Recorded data
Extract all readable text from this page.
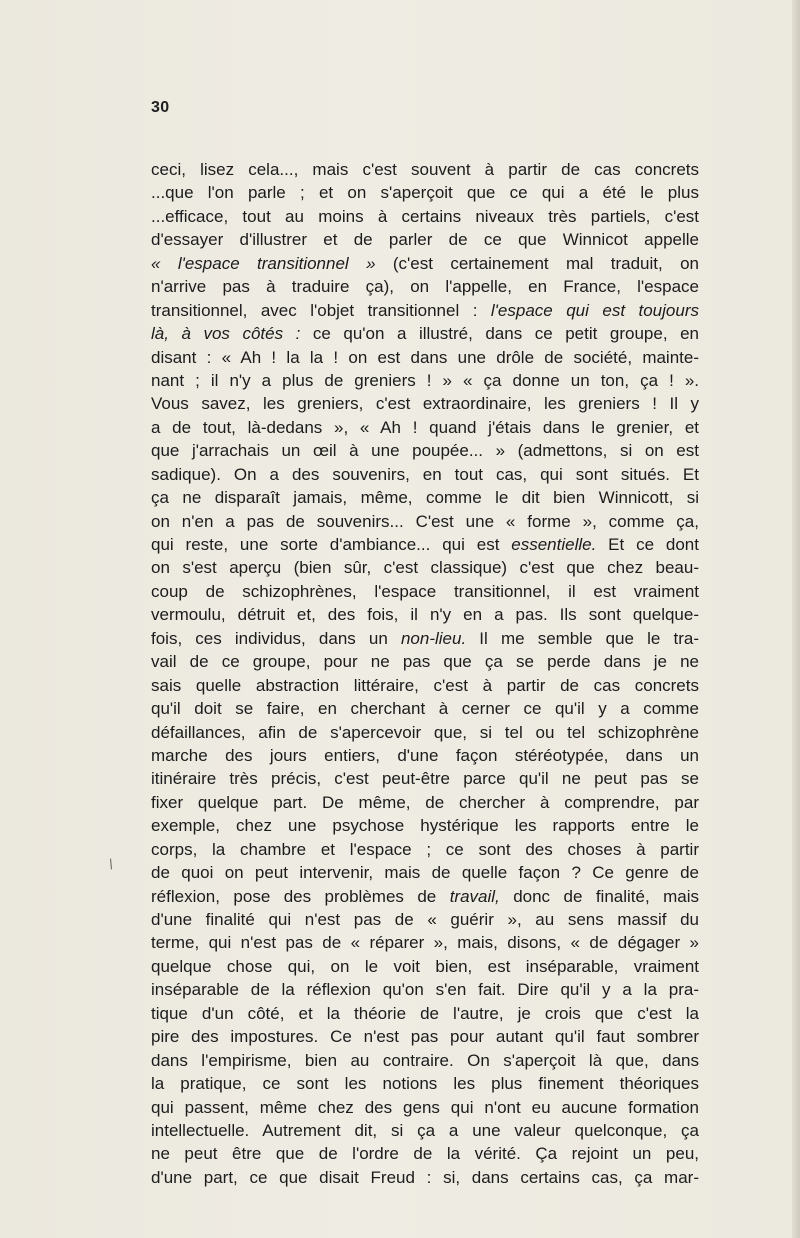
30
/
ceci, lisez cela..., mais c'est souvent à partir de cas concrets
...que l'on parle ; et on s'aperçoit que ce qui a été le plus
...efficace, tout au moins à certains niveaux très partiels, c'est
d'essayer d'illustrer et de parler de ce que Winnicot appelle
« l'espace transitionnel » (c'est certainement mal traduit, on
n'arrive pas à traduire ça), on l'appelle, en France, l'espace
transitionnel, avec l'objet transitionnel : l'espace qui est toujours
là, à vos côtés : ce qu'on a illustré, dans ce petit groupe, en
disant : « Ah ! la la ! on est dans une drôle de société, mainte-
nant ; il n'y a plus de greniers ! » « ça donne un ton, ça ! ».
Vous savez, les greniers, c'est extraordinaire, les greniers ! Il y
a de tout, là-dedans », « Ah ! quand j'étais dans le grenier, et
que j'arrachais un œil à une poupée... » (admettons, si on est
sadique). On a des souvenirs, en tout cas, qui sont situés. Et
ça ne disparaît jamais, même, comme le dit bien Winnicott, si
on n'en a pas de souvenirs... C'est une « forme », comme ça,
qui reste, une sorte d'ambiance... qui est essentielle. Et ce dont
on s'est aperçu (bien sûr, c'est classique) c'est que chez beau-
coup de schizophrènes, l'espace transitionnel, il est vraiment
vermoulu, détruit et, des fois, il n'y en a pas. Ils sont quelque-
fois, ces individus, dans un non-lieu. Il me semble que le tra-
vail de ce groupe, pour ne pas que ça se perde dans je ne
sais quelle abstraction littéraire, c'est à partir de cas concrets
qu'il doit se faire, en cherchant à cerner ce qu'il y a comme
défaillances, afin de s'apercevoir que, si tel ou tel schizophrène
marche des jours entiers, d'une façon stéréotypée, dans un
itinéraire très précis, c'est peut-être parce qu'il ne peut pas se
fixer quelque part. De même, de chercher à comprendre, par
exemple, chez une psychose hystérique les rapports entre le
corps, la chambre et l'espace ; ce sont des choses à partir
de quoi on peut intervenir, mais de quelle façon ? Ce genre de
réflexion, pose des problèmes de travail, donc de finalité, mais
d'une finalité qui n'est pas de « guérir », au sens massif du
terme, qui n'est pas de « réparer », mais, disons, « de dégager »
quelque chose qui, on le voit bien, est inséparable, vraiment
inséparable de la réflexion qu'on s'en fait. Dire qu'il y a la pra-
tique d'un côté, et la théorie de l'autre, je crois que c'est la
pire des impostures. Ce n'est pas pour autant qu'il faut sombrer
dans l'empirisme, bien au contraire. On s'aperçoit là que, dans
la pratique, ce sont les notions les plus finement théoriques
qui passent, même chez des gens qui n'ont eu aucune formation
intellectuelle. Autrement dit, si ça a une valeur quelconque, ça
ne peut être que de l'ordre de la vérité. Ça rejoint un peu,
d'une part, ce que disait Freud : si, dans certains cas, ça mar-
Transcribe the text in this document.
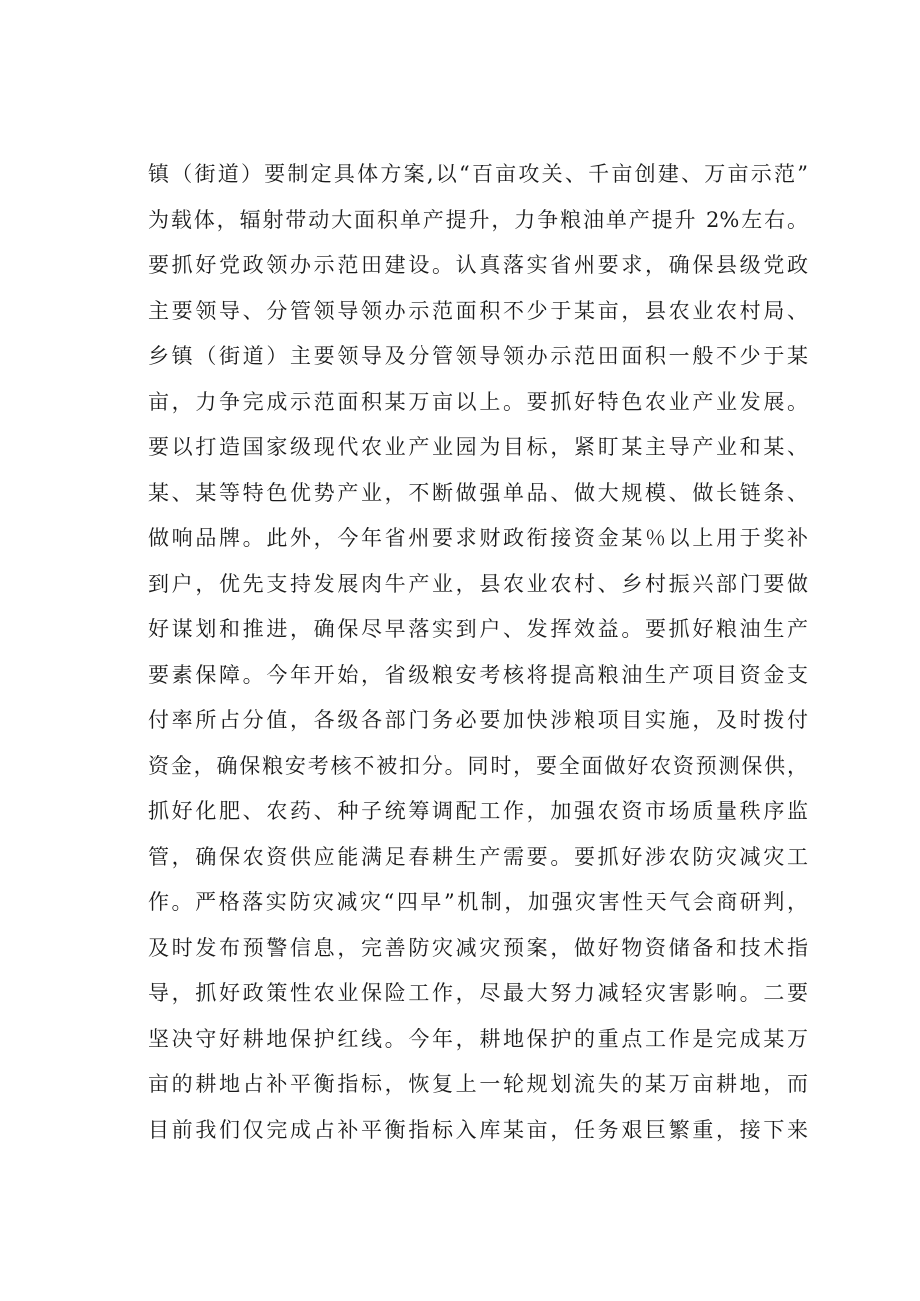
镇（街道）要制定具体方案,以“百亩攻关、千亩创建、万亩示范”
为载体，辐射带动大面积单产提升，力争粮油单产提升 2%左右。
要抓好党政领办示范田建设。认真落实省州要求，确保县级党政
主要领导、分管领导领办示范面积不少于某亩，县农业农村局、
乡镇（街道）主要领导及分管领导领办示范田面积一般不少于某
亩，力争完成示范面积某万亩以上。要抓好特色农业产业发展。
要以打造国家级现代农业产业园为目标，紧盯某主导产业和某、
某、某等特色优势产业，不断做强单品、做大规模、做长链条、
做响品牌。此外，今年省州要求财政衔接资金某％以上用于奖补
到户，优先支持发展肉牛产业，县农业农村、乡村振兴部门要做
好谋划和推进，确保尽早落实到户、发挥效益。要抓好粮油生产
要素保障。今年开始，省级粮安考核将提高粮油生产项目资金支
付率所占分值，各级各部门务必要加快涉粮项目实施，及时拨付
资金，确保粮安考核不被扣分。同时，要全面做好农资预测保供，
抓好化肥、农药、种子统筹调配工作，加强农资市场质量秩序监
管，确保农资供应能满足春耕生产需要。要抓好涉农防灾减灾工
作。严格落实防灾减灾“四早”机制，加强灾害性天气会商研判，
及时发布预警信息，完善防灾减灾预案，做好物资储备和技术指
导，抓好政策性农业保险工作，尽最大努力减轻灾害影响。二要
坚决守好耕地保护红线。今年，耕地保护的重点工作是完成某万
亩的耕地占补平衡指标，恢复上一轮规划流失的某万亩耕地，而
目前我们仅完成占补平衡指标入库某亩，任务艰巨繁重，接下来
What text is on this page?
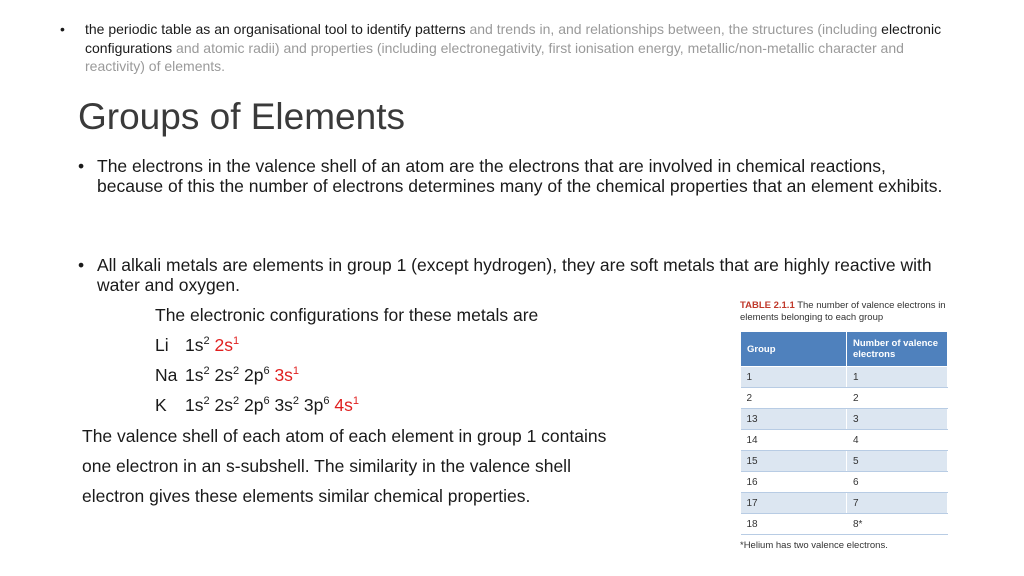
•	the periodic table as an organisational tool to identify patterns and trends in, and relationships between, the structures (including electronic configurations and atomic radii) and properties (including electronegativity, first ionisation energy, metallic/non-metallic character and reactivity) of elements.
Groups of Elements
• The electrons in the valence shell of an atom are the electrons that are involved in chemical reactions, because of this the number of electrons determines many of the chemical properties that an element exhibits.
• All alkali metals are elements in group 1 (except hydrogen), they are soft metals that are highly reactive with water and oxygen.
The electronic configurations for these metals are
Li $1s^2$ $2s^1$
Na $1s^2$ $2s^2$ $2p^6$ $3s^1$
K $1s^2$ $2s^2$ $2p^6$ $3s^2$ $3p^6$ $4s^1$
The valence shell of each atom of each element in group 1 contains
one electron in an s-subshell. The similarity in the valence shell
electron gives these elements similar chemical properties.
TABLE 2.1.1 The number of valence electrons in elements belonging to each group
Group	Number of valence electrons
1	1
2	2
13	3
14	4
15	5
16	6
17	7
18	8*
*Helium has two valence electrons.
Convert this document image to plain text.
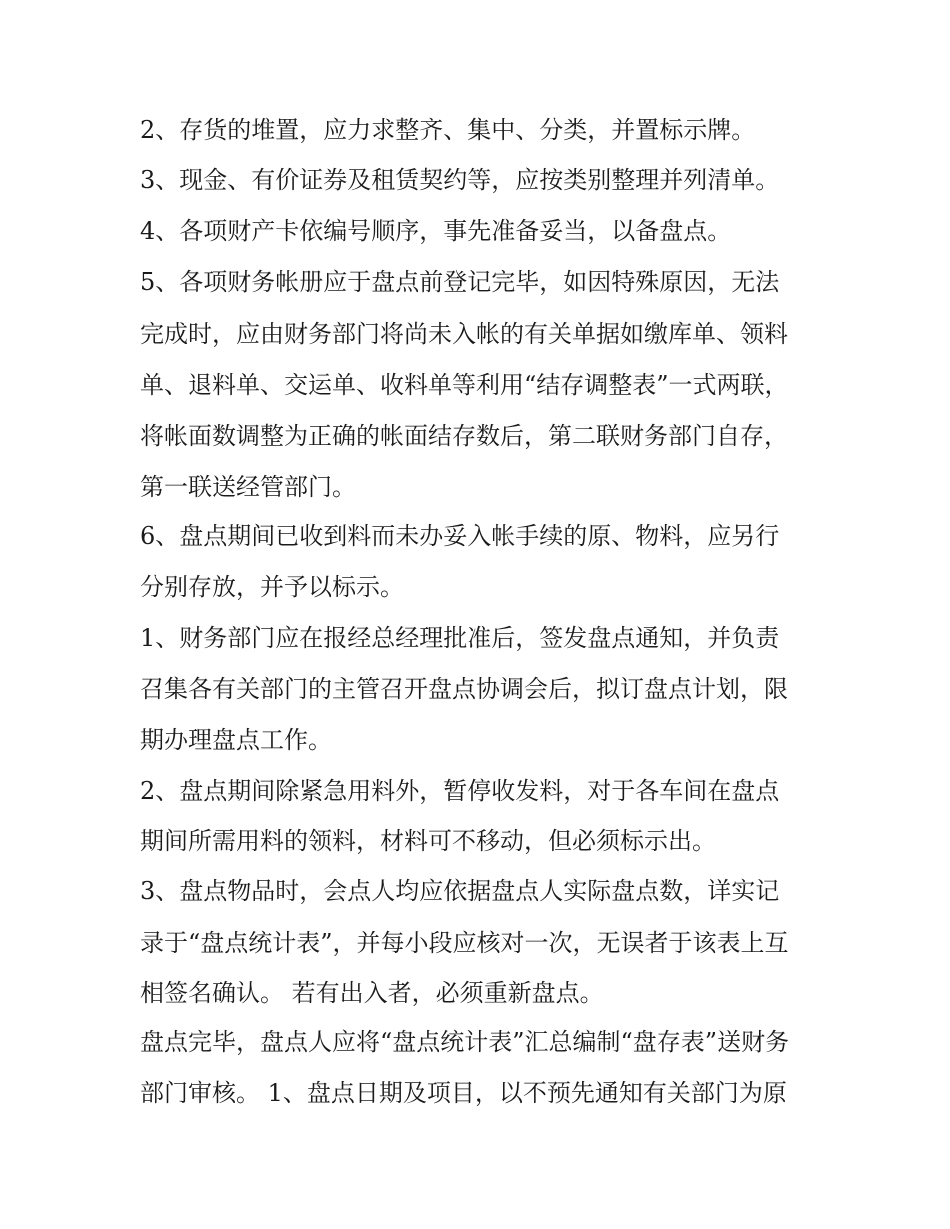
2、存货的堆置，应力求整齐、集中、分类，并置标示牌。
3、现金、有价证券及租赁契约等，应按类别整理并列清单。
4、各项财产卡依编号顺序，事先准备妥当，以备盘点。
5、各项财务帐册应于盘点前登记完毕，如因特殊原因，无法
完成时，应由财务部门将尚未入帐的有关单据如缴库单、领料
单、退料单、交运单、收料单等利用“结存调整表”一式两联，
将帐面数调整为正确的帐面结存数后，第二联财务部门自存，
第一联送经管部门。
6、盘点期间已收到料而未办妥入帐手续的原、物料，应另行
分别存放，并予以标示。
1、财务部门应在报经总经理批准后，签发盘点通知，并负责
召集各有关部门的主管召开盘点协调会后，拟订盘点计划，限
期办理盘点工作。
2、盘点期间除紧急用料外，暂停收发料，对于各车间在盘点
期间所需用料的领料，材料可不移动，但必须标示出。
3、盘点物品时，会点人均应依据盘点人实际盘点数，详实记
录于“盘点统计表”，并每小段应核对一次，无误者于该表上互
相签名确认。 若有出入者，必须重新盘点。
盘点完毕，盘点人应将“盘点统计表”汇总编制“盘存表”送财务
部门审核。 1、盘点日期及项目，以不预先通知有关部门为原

PROMPT -
Copy every line from the entries that contains the word "fois".

EXERCISE SOLUTION -
vermoulu, détruit et, des fois, il n'y en a pas. Ils sont quelque-
fois, ces individus, dans un non-lieu. Il me semble que le tra-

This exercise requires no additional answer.